DATA RECORDS:
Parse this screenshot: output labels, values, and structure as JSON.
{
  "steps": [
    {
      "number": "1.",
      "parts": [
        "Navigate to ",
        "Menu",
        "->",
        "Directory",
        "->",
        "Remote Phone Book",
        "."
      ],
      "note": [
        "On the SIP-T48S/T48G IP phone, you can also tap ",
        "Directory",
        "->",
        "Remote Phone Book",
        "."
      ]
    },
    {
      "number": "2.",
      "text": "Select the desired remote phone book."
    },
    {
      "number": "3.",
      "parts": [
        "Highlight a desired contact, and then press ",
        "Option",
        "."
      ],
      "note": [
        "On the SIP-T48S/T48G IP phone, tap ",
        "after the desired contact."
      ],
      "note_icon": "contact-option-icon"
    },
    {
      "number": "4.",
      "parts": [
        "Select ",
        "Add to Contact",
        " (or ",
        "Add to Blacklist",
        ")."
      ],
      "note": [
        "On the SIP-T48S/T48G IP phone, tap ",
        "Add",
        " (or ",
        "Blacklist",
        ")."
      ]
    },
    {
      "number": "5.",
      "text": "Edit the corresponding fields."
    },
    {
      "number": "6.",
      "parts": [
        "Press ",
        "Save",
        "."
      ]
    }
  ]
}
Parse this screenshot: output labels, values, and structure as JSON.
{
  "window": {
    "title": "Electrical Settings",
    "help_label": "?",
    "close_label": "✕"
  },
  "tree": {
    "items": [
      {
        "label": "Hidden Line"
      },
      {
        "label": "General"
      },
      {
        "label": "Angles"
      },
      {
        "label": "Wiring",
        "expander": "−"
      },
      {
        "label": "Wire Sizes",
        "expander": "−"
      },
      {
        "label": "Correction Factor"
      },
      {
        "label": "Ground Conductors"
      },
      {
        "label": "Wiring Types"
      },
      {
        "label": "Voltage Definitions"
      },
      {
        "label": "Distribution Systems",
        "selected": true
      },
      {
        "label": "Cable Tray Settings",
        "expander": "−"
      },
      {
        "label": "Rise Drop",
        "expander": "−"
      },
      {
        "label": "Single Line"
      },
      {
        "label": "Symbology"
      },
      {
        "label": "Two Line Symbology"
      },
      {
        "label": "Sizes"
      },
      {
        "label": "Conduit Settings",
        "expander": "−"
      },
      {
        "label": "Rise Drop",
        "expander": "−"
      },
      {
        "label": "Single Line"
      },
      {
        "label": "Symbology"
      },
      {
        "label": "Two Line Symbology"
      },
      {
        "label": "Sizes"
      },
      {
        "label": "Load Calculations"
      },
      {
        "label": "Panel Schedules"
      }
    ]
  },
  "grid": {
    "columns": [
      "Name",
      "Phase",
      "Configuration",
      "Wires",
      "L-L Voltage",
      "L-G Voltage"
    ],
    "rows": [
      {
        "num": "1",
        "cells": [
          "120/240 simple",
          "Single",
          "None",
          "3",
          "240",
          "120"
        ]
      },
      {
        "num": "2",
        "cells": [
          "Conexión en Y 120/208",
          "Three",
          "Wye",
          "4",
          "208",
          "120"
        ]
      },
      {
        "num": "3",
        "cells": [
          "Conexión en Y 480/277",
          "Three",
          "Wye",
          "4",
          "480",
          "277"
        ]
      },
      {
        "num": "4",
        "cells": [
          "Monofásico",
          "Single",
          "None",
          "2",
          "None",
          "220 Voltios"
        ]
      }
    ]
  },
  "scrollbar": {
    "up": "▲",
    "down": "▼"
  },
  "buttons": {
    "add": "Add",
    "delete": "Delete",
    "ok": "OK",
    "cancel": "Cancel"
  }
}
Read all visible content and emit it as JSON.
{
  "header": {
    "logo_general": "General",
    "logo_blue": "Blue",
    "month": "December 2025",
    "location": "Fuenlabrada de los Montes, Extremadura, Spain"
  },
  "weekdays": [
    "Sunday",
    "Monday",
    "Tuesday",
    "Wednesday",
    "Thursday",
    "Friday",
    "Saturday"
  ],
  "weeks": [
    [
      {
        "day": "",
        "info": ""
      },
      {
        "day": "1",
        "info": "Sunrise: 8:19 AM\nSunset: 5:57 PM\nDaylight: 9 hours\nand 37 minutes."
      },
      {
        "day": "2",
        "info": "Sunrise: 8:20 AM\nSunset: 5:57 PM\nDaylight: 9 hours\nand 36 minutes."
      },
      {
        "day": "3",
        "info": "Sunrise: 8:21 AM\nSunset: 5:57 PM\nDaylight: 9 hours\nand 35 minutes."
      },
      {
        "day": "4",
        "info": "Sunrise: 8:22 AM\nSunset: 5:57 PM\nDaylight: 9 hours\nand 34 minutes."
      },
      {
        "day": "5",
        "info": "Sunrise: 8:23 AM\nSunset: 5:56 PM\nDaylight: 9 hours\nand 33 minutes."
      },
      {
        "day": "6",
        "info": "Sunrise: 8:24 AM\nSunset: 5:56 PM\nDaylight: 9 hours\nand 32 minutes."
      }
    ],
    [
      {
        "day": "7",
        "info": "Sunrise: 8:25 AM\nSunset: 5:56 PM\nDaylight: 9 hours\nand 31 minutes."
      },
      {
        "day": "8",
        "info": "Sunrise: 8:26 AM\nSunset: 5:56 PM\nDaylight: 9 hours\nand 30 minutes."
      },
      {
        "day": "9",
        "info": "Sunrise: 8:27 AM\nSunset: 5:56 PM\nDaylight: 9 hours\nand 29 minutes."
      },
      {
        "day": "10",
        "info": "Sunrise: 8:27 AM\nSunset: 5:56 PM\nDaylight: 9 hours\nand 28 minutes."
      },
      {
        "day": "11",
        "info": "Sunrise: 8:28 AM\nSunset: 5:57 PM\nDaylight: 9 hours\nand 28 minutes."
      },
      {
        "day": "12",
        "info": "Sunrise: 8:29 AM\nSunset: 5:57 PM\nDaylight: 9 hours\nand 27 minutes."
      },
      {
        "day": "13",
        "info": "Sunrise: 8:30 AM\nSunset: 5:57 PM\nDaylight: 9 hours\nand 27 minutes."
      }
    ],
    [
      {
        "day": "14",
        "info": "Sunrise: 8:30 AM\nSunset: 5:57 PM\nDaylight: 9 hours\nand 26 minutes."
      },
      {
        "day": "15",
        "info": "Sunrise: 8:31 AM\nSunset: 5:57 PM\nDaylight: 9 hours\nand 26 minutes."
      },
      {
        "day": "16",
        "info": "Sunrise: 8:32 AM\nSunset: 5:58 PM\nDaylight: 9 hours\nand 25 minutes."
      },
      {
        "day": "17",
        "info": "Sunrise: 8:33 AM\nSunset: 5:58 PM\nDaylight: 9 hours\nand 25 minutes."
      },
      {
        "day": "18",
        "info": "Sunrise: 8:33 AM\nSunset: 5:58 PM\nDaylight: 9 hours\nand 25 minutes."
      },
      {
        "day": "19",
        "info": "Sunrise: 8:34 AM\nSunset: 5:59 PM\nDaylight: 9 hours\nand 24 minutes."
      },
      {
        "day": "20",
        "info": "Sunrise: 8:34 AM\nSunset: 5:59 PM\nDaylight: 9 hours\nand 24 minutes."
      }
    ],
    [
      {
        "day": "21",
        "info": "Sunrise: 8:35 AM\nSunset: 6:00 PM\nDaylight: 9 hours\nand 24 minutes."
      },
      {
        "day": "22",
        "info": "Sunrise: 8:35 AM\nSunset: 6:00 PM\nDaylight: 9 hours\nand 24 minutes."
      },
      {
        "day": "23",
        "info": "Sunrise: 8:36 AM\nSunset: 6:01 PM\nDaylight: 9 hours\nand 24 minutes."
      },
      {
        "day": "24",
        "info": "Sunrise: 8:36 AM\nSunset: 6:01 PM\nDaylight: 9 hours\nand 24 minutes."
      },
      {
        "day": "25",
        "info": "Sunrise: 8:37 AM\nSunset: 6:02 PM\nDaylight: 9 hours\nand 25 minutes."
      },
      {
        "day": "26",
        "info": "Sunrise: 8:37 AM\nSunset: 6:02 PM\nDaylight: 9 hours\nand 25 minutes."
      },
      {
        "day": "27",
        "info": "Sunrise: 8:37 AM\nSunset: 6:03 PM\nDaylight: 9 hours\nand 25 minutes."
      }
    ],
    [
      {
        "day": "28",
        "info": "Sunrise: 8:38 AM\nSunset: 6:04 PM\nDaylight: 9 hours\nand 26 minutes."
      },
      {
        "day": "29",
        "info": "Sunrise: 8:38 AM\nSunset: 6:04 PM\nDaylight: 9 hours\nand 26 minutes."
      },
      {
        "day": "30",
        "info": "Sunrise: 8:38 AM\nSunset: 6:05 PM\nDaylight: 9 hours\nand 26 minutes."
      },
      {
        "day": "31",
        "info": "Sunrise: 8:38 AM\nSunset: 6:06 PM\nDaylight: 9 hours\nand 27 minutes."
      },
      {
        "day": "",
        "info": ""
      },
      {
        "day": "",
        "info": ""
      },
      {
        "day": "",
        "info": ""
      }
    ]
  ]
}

WHAT THIS TASK INVOLVES: Scan the listing above and identify each line holding the string "text"; copy every such line.

SOLUTION BELOW:
      "text": "Select the desired remote phone book."
      "text": "Edit the corresponding fields."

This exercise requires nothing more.